> **Task details**: Write out all of the lines below, exactly and completely.

A block of data

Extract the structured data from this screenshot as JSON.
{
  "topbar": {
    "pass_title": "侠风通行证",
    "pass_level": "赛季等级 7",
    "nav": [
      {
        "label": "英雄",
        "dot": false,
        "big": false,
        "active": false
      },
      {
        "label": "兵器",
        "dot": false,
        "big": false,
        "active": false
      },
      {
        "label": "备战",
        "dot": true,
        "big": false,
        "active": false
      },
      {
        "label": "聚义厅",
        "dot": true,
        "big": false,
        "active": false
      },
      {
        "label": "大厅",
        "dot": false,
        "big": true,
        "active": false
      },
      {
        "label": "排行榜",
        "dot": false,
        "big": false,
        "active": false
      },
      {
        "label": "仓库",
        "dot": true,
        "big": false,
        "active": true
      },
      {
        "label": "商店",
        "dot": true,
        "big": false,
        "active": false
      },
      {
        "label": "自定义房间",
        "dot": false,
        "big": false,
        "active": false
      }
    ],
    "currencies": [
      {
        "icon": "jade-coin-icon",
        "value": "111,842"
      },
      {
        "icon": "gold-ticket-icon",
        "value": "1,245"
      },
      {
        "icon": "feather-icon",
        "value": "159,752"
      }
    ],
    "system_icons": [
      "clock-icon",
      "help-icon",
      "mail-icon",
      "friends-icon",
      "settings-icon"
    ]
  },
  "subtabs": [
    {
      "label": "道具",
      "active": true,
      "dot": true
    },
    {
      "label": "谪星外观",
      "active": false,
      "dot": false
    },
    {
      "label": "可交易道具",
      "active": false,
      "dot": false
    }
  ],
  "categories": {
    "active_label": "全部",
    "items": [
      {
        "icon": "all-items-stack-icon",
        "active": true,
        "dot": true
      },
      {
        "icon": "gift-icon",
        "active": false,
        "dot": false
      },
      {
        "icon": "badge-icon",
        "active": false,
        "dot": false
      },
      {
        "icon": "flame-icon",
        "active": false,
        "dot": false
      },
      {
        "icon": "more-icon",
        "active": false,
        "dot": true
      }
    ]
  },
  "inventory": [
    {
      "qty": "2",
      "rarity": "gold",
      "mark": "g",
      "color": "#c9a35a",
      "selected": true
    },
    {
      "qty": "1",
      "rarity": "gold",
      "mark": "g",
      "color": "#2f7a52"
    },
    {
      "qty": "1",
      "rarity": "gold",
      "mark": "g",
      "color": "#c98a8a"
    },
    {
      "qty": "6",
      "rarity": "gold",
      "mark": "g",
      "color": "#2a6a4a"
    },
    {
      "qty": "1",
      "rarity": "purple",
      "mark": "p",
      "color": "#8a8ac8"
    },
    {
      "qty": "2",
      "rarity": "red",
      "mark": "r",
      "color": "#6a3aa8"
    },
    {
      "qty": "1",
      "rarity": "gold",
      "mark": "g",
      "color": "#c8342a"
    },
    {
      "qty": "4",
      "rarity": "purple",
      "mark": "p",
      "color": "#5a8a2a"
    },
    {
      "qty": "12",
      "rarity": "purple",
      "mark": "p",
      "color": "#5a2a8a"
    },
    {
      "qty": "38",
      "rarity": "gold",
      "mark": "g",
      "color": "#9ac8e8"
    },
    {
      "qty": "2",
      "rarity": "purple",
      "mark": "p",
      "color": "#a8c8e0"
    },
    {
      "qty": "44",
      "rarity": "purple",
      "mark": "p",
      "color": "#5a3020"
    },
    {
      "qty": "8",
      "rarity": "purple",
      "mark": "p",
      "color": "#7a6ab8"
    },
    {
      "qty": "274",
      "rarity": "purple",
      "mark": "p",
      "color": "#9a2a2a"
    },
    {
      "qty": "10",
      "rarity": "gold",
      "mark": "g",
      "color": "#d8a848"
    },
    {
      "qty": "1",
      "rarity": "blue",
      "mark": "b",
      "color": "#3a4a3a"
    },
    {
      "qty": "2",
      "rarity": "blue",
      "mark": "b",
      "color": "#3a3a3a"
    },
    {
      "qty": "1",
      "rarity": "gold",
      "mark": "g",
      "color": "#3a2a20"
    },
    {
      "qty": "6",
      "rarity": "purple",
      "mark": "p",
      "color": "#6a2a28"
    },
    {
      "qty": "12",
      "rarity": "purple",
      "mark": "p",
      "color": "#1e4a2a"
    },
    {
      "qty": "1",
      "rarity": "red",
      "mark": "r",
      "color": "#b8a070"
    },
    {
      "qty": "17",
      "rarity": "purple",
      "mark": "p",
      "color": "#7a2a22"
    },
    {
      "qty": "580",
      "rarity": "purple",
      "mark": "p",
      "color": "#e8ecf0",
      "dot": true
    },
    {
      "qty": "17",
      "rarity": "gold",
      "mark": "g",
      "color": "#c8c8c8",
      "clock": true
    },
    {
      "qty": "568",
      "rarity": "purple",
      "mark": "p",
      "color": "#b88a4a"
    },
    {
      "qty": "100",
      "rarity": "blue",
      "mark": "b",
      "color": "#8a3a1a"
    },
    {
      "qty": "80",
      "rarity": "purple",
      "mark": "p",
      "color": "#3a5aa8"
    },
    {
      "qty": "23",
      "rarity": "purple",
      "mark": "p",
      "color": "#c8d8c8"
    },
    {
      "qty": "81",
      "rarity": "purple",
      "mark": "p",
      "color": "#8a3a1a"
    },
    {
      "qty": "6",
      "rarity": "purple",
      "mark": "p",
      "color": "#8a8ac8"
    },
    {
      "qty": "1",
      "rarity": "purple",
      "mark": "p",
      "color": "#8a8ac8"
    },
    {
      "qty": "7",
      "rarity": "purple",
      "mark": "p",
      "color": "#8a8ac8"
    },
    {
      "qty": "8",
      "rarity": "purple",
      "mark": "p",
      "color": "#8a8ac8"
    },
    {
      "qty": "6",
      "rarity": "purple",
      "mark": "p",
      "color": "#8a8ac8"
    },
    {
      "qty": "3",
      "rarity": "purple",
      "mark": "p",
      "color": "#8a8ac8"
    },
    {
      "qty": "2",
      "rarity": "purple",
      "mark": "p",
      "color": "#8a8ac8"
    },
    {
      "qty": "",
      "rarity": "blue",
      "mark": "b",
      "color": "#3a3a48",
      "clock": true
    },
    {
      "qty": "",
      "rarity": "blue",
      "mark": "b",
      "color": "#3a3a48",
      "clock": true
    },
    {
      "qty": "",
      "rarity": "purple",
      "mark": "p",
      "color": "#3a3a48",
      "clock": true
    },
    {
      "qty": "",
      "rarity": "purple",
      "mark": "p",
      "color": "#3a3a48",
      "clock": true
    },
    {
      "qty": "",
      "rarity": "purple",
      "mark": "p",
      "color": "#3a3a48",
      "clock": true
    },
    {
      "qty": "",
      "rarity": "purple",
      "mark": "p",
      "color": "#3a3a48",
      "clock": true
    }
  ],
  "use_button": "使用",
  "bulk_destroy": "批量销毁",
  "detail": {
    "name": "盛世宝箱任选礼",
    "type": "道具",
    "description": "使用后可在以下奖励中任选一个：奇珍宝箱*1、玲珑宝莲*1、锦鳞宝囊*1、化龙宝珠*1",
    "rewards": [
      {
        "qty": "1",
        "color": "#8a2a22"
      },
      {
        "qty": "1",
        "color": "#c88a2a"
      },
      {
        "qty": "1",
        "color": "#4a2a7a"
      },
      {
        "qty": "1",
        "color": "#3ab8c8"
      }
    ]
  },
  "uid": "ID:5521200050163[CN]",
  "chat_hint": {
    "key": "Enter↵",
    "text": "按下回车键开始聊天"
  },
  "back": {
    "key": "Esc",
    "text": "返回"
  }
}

> **Final result**:
Extract the structured data from this screenshot as JSON.
{
  "topbar": {
    "pass_title": "侠风通行证",
    "pass_level": "赛季等级 7",
    "nav": [
      {
        "label": "英雄",
        "dot": false,
        "big": false,
        "active": false
      },
      {
        "label": "兵器",
        "dot": false,
        "big": false,
        "active": false
      },
      {
        "label": "备战",
        "dot": true,
        "big": false,
        "active": false
      },
      {
        "label": "聚义厅",
        "dot": true,
        "big": false,
        "active": false
      },
      {
        "label": "大厅",
        "dot": false,
        "big": true,
        "active": false
      },
      {
        "label": "排行榜",
        "dot": false,
        "big": false,
        "active": false
      },
      {
        "label": "仓库",
        "dot": true,
        "big": false,
        "active": true
      },
      {
        "label": "商店",
        "dot": true,
        "big": false,
        "active": false
      },
      {
        "label": "自定义房间",
        "dot": false,
        "big": false,
        "active": false
      }
    ],
    "currencies": [
      {
        "icon": "jade-coin-icon",
        "value": "111,842"
      },
      {
        "icon": "gold-ticket-icon",
        "value": "1,245"
      },
      {
        "icon": "feather-icon",
        "value": "159,752"
      }
    ],
    "system_icons": [
      "clock-icon",
      "help-icon",
      "mail-icon",
      "friends-icon",
      "settings-icon"
    ]
  },
  "subtabs": [
    {
      "label": "道具",
      "active": true,
      "dot": true
    },
    {
      "label": "谪星外观",
      "active": false,
      "dot": false
    },
    {
      "label": "可交易道具",
      "active": false,
      "dot": false
    }
  ],
  "categories": {
    "active_label": "全部",
    "items": [
      {
        "icon": "all-items-stack-icon",
        "active": true,
        "dot": true
      },
      {
        "icon": "gift-icon",
        "active": false,
        "dot": false
      },
      {
        "icon": "badge-icon",
        "active": false,
        "dot": false
      },
      {
        "icon": "flame-icon",
        "active": false,
        "dot": false
      },
      {
        "icon": "more-icon",
        "active": false,
        "dot": true
      }
    ]
  },
  "inventory": [
    {
      "qty": "2",
      "rarity": "gold",
      "mark": "g",
      "color": "#c9a35a",
      "selected": true
    },
    {
      "qty": "1",
      "rarity": "gold",
      "mark": "g",
      "color": "#2f7a52"
    },
    {
      "qty": "1",
      "rarity": "gold",
      "mark": "g",
      "color": "#c98a8a"
    },
    {
      "qty": "6",
      "rarity": "gold",
      "mark": "g",
      "color": "#2a6a4a"
    },
    {
      "qty": "1",
      "rarity": "purple",
      "mark": "p",
      "color": "#8a8ac8"
    },
    {
      "qty": "2",
      "rarity": "red",
      "mark": "r",
      "color": "#6a3aa8"
    },
    {
      "qty": "1",
      "rarity": "gold",
      "mark": "g",
      "color": "#c8342a"
    },
    {
      "qty": "4",
      "rarity": "purple",
      "mark": "p",
      "color": "#5a8a2a"
    },
    {
      "qty": "12",
      "rarity": "purple",
      "mark": "p",
      "color": "#5a2a8a"
    },
    {
      "qty": "38",
      "rarity": "gold",
      "mark": "g",
      "color": "#9ac8e8"
    },
    {
      "qty": "2",
      "rarity": "purple",
      "mark": "p",
      "color": "#a8c8e0"
    },
    {
      "qty": "44",
      "rarity": "purple",
      "mark": "p",
      "color": "#5a3020"
    },
    {
      "qty": "8",
      "rarity": "purple",
      "mark": "p",
      "color": "#7a6ab8"
    },
    {
      "qty": "274",
      "rarity": "purple",
      "mark": "p",
      "color": "#9a2a2a"
    },
    {
      "qty": "10",
      "rarity": "gold",
      "mark": "g",
      "color": "#d8a848"
    },
    {
      "qty": "1",
      "rarity": "blue",
      "mark": "b",
      "color": "#3a4a3a"
    },
    {
      "qty": "2",
      "rarity": "blue",
      "mark": "b",
      "color": "#3a3a3a"
    },
    {
      "qty": "1",
      "rarity": "gold",
      "mark": "g",
      "color": "#3a2a20"
    },
    {
      "qty": "6",
      "rarity": "purple",
      "mark": "p",
      "color": "#6a2a28"
    },
    {
      "qty": "12",
      "rarity": "purple",
      "mark": "p",
      "color": "#1e4a2a"
    },
    {
      "qty": "1",
      "rarity": "red",
      "mark": "r",
      "color": "#b8a070"
    },
    {
      "qty": "17",
      "rarity": "purple",
      "mark": "p",
      "color": "#7a2a22"
    },
    {
      "qty": "580",
      "rarity": "purple",
      "mark": "p",
      "color": "#e8ecf0",
      "dot": true
    },
    {
      "qty": "17",
      "rarity": "gold",
      "mark": "g",
      "color": "#c8c8c8",
      "clock": true
    },
    {
      "qty": "568",
      "rarity": "purple",
      "mark": "p",
      "color": "#b88a4a"
    },
    {
      "qty": "100",
      "rarity": "blue",
      "mark": "b",
      "color": "#8a3a1a"
    },
    {
      "qty": "80",
      "rarity": "purple",
      "mark": "p",
      "color": "#3a5aa8"
    },
    {
      "qty": "23",
      "rarity": "purple",
      "mark": "p",
      "color": "#c8d8c8"
    },
    {
      "qty": "81",
      "rarity": "purple",
      "mark": "p",
      "color": "#8a3a1a"
    },
    {
      "qty": "6",
      "rarity": "purple",
      "mark": "p",
      "color": "#8a8ac8"
    },
    {
      "qty": "1",
      "rarity": "purple",
      "mark": "p",
      "color": "#8a8ac8"
    },
    {
      "qty": "7",
      "rarity": "purple",
      "mark": "p",
      "color": "#8a8ac8"
    },
    {
      "qty": "8",
      "rarity": "purple",
      "mark": "p",
      "color": "#8a8ac8"
    },
    {
      "qty": "6",
      "rarity": "purple",
      "mark": "p",
      "color": "#8a8ac8"
    },
    {
      "qty": "3",
      "rarity": "purple",
      "mark": "p",
      "color": "#8a8ac8"
    },
    {
      "qty": "2",
      "rarity": "purple",
      "mark": "p",
      "color": "#8a8ac8"
    },
    {
      "qty": "",
      "rarity": "blue",
      "mark": "b",
      "color": "#3a3a48",
      "clock": true
    },
    {
      "qty": "",
      "rarity": "blue",
      "mark": "b",
      "color": "#3a3a48",
      "clock": true
    },
    {
      "qty": "",
      "rarity": "purple",
      "mark": "p",
      "color": "#3a3a48",
      "clock": true
    },
    {
      "qty": "",
      "rarity": "purple",
      "mark": "p",
      "color": "#3a3a48",
      "clock": true
    },
    {
      "qty": "",
      "rarity": "purple",
      "mark": "p",
      "color": "#3a3a48",
      "clock": true
    },
    {
      "qty": "",
      "rarity": "purple",
      "mark": "p",
      "color": "#3a3a48",
      "clock": true
    }
  ],
  "use_button": "使用",
  "bulk_destroy": "批量销毁",
  "detail": {
    "name": "盛世宝箱任选礼",
    "type": "道具",
    "description": "使用后可在以下奖励中任选一个：奇珍宝箱*1、玲珑宝莲*1、锦鳞宝囊*1、化龙宝珠*1",
    "rewards": [
      {
        "qty": "1",
        "color": "#8a2a22"
      },
      {
        "qty": "1",
        "color": "#c88a2a"
      },
      {
        "qty": "1",
        "color": "#4a2a7a"
      },
      {
        "qty": "1",
        "color": "#3ab8c8"
      }
    ]
  },
  "uid": "ID:5521200050163[CN]",
  "chat_hint": {
    "key": "Enter↵",
    "text": "按下回车键开始聊天"
  },
  "back": {
    "key": "Esc",
    "text": "返回"
  }
}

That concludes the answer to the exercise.